◆ EXERCISE DATA ◆
[start]
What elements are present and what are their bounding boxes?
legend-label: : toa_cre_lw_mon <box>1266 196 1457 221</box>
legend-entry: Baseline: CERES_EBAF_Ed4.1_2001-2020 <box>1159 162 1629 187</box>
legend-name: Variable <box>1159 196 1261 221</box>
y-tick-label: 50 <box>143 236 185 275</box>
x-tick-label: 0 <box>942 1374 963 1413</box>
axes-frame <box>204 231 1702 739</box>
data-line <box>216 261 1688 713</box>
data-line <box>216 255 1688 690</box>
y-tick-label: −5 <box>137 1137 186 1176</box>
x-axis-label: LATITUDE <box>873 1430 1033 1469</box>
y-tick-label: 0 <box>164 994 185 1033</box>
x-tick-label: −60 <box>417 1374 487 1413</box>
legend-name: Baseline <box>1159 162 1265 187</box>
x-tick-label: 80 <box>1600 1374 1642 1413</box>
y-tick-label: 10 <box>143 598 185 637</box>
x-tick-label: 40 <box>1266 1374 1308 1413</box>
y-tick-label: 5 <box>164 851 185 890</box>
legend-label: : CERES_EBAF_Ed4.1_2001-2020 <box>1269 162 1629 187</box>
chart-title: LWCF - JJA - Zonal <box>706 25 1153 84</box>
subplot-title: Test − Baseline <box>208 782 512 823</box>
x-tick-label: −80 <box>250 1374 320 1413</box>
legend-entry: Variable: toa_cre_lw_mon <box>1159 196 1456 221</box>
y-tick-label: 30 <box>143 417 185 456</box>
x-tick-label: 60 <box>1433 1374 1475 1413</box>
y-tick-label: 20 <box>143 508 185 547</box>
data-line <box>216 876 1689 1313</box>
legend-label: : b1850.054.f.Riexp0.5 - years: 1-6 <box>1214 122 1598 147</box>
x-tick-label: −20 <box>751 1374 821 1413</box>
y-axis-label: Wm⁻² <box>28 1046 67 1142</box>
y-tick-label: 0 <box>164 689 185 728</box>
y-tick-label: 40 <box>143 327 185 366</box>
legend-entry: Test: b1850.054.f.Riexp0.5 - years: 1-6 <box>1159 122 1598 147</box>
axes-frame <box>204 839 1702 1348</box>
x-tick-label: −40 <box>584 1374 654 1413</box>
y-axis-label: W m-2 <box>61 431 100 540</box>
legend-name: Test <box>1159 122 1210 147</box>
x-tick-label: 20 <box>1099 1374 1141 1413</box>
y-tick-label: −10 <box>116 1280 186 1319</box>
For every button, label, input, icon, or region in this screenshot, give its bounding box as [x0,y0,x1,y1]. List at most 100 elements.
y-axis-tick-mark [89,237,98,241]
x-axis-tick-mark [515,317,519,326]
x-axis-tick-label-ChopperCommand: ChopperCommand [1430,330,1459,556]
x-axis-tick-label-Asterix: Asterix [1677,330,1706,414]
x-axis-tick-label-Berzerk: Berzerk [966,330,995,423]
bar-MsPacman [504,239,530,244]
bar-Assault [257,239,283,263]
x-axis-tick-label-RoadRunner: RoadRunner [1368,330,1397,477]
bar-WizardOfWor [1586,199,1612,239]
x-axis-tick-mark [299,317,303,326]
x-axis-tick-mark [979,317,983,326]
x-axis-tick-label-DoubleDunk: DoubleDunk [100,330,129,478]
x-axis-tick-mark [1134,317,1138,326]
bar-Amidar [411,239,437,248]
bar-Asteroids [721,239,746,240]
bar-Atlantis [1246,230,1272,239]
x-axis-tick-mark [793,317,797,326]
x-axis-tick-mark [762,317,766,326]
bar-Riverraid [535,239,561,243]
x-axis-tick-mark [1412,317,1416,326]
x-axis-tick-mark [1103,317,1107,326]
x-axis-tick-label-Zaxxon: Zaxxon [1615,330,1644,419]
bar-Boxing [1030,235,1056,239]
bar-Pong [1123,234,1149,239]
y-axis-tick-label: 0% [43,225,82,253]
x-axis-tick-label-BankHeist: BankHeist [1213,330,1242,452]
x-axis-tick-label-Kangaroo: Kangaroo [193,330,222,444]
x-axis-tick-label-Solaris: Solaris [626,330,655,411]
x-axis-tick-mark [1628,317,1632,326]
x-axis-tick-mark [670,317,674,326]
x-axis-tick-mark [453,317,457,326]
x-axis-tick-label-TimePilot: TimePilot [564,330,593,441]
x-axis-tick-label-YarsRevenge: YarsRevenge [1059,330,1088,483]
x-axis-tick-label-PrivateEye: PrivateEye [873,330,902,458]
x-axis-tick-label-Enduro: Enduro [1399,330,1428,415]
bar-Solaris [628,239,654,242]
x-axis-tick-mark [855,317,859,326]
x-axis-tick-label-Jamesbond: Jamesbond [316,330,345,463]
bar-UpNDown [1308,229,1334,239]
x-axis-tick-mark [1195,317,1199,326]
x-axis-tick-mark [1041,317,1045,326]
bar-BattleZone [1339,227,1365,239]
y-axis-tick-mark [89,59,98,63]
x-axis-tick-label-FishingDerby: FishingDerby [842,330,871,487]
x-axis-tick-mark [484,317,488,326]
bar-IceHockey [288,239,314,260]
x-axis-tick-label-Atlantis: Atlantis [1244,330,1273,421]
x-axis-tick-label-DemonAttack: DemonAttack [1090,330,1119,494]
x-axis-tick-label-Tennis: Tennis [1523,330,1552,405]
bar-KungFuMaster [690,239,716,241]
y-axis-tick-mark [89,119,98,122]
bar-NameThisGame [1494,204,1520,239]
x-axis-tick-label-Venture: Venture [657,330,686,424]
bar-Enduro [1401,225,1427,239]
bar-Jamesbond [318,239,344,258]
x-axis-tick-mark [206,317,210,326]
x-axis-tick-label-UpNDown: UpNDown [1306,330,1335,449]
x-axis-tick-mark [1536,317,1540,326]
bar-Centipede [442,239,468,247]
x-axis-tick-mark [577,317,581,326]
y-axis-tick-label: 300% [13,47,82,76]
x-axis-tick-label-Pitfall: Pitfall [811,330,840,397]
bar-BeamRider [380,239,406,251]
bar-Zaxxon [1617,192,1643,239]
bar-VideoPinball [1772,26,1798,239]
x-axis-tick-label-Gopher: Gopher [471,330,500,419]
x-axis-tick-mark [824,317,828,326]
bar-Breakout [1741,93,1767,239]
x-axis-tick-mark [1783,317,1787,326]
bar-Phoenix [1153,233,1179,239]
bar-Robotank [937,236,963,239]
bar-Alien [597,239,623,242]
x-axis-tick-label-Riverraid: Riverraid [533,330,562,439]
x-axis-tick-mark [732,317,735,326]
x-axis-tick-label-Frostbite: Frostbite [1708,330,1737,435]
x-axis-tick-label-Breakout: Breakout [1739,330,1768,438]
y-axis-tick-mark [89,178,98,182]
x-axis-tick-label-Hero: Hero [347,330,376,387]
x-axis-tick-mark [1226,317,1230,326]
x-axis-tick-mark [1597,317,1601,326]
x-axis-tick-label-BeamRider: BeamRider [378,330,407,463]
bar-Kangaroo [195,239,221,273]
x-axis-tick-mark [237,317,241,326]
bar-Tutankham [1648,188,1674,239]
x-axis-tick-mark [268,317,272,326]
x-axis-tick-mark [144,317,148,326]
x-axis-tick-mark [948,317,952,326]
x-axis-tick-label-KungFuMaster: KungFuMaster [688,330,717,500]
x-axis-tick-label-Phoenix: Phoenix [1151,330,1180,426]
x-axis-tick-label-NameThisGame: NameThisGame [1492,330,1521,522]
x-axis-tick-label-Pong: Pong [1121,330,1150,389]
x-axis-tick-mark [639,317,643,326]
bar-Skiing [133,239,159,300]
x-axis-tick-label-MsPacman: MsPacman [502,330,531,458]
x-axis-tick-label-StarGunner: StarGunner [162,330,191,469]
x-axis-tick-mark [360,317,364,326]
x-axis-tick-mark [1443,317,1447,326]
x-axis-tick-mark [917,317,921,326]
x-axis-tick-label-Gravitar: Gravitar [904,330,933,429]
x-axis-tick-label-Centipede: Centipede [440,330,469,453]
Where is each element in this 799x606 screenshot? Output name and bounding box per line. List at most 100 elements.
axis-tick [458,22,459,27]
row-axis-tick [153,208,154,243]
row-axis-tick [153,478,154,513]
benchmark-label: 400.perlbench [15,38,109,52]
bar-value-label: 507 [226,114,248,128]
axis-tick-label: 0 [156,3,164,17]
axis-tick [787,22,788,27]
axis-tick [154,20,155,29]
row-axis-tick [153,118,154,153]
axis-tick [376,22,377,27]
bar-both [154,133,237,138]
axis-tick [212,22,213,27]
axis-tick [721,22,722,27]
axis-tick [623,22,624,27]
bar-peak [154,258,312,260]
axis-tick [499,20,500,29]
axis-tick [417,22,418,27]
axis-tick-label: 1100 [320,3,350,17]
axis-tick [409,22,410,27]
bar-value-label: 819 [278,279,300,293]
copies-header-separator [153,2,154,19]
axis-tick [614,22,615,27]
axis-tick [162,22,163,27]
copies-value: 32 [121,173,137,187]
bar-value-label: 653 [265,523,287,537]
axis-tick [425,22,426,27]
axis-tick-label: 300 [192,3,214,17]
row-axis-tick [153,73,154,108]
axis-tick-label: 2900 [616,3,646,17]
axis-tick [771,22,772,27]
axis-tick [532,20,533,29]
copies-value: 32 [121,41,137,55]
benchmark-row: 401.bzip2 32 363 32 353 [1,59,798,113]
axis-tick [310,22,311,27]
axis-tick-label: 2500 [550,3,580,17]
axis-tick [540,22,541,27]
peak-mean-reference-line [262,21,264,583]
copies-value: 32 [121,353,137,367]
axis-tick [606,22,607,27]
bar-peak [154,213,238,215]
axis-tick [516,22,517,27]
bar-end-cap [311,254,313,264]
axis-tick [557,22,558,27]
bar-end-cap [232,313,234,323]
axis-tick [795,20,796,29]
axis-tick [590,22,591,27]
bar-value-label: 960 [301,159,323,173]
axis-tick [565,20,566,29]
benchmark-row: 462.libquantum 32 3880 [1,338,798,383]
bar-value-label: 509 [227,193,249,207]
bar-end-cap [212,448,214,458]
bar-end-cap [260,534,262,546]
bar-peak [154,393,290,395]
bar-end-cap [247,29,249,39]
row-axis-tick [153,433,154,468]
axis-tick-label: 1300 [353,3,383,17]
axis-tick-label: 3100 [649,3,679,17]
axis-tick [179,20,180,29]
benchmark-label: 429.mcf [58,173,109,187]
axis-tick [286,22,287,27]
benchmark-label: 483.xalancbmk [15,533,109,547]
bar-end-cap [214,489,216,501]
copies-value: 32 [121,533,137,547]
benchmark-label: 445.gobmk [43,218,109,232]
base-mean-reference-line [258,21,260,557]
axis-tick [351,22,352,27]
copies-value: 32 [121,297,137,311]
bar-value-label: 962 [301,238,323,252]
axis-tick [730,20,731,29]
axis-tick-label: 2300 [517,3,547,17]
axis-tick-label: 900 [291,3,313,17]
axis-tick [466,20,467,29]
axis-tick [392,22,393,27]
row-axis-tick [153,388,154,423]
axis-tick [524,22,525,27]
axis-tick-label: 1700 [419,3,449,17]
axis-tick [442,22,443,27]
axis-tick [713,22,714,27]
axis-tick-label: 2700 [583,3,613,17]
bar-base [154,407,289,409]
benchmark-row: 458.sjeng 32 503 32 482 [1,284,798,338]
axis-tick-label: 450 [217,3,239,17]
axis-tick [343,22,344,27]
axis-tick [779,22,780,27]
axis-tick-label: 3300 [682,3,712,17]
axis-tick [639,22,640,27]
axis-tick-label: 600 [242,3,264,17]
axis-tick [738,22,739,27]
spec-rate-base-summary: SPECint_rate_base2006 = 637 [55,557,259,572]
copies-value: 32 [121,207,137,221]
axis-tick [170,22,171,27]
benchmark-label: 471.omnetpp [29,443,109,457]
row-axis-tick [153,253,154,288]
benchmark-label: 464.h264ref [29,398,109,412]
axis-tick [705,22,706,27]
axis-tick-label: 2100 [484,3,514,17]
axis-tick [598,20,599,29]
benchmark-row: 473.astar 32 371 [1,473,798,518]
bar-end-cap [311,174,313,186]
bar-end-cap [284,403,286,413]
[end]
Rewrite the data above, from the first line through the line containing "x-tick-label: −60 <box>417", with "axes-frame" replaced by "plot-frame" and nothing else changed.

◆ ANSWER FOR THIS EXERCISE ◆
What elements are present and what are their bounding boxes?
legend-label: : toa_cre_lw_mon <box>1266 196 1457 221</box>
legend-entry: Baseline: CERES_EBAF_Ed4.1_2001-2020 <box>1159 162 1629 187</box>
legend-name: Variable <box>1159 196 1261 221</box>
y-tick-label: 50 <box>143 236 185 275</box>
x-tick-label: 0 <box>942 1374 963 1413</box>
plot-frame <box>204 231 1702 739</box>
data-line <box>216 261 1688 713</box>
data-line <box>216 255 1688 690</box>
y-tick-label: −5 <box>137 1137 186 1176</box>
x-axis-label: LATITUDE <box>873 1430 1033 1469</box>
y-tick-label: 0 <box>164 994 185 1033</box>
x-tick-label: −60 <box>417 1374 487 1413</box>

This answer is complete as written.